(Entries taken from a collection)
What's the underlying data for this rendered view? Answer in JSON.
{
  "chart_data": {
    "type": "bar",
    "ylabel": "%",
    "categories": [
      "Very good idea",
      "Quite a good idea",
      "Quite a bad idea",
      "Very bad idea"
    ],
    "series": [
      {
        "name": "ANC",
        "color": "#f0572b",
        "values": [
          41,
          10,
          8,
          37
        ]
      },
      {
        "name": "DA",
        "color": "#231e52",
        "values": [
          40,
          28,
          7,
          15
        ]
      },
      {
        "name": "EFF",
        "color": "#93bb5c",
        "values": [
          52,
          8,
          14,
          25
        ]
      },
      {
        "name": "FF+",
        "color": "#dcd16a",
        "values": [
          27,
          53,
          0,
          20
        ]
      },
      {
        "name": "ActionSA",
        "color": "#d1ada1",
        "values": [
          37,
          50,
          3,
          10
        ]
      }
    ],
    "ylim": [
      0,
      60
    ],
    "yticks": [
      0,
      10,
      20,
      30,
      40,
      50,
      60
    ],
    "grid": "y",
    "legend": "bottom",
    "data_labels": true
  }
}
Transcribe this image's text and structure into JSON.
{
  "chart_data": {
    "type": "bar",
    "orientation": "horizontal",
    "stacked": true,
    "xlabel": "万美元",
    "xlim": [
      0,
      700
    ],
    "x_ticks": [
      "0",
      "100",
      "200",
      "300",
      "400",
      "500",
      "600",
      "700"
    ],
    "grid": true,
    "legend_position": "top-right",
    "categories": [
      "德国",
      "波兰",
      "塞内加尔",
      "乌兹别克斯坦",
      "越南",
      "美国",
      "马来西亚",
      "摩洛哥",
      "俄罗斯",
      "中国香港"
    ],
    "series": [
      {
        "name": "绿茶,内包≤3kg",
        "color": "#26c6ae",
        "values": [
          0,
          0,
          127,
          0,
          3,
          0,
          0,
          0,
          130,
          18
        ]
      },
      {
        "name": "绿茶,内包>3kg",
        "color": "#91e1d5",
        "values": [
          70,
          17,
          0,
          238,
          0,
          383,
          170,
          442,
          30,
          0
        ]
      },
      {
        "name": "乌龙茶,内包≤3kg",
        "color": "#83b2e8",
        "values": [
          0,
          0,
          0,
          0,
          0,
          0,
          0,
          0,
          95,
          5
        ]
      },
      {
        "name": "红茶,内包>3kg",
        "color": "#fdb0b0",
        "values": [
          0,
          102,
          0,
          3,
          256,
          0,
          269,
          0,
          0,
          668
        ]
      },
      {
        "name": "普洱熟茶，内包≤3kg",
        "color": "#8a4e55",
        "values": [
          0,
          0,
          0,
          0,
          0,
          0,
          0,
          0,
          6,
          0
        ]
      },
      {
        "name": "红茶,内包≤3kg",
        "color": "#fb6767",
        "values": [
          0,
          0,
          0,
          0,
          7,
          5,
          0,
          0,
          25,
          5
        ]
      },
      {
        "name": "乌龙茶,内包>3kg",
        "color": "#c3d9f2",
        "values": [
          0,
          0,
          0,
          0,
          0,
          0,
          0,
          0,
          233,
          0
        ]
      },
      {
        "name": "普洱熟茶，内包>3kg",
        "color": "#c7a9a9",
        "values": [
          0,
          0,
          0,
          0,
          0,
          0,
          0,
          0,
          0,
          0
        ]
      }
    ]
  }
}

» Exercise aim
Output the entries verbatim.

» Output
What's the underlying data for this rendered view? Answer in JSON.
{
  "chart_data": {
    "type": "bar",
    "ylabel": "%",
    "categories": [
      "Very good idea",
      "Quite a good idea",
      "Quite a bad idea",
      "Very bad idea"
    ],
    "series": [
      {
        "name": "ANC",
        "color": "#f0572b",
        "values": [
          41,
          10,
          8,
          37
        ]
      },
      {
        "name": "DA",
        "color": "#231e52",
        "values": [
          40,
          28,
          7,
          15
        ]
      },
      {
        "name": "EFF",
        "color": "#93bb5c",
        "values": [
          52,
          8,
          14,
          25
        ]
      },
      {
        "name": "FF+",
        "color": "#dcd16a",
        "values": [
          27,
          53,
          0,
          20
        ]
      },
      {
        "name": "ActionSA",
        "color": "#d1ada1",
        "values": [
          37,
          50,
          3,
          10
        ]
      }
    ],
    "ylim": [
      0,
      60
    ],
    "yticks": [
      0,
      10,
      20,
      30,
      40,
      50,
      60
    ],
    "grid": "y",
    "legend": "bottom",
    "data_labels": true
  }
}
Transcribe this image's text and structure into JSON.
{
  "chart_data": {
    "type": "bar",
    "orientation": "horizontal",
    "stacked": true,
    "xlabel": "万美元",
    "xlim": [
      0,
      700
    ],
    "x_ticks": [
      "0",
      "100",
      "200",
      "300",
      "400",
      "500",
      "600",
      "700"
    ],
    "grid": true,
    "legend_position": "top-right",
    "categories": [
      "德国",
      "波兰",
      "塞内加尔",
      "乌兹别克斯坦",
      "越南",
      "美国",
      "马来西亚",
      "摩洛哥",
      "俄罗斯",
      "中国香港"
    ],
    "series": [
      {
        "name": "绿茶,内包≤3kg",
        "color": "#26c6ae",
        "values": [
          0,
          0,
          127,
          0,
          3,
          0,
          0,
          0,
          130,
          18
        ]
      },
      {
        "name": "绿茶,内包>3kg",
        "color": "#91e1d5",
        "values": [
          70,
          17,
          0,
          238,
          0,
          383,
          170,
          442,
          30,
          0
        ]
      },
      {
        "name": "乌龙茶,内包≤3kg",
        "color": "#83b2e8",
        "values": [
          0,
          0,
          0,
          0,
          0,
          0,
          0,
          0,
          95,
          5
        ]
      },
      {
        "name": "红茶,内包>3kg",
        "color": "#fdb0b0",
        "values": [
          0,
          102,
          0,
          3,
          256,
          0,
          269,
          0,
          0,
          668
        ]
      },
      {
        "name": "普洱熟茶，内包≤3kg",
        "color": "#8a4e55",
        "values": [
          0,
          0,
          0,
          0,
          0,
          0,
          0,
          0,
          6,
          0
        ]
      },
      {
        "name": "红茶,内包≤3kg",
        "color": "#fb6767",
        "values": [
          0,
          0,
          0,
          0,
          7,
          5,
          0,
          0,
          25,
          5
        ]
      },
      {
        "name": "乌龙茶,内包>3kg",
        "color": "#c3d9f2",
        "values": [
          0,
          0,
          0,
          0,
          0,
          0,
          0,
          0,
          233,
          0
        ]
      },
      {
        "name": "普洱熟茶，内包>3kg",
        "color": "#c7a9a9",
        "values": [
          0,
          0,
          0,
          0,
          0,
          0,
          0,
          0,
          0,
          0
        ]
      }
    ]
  }
}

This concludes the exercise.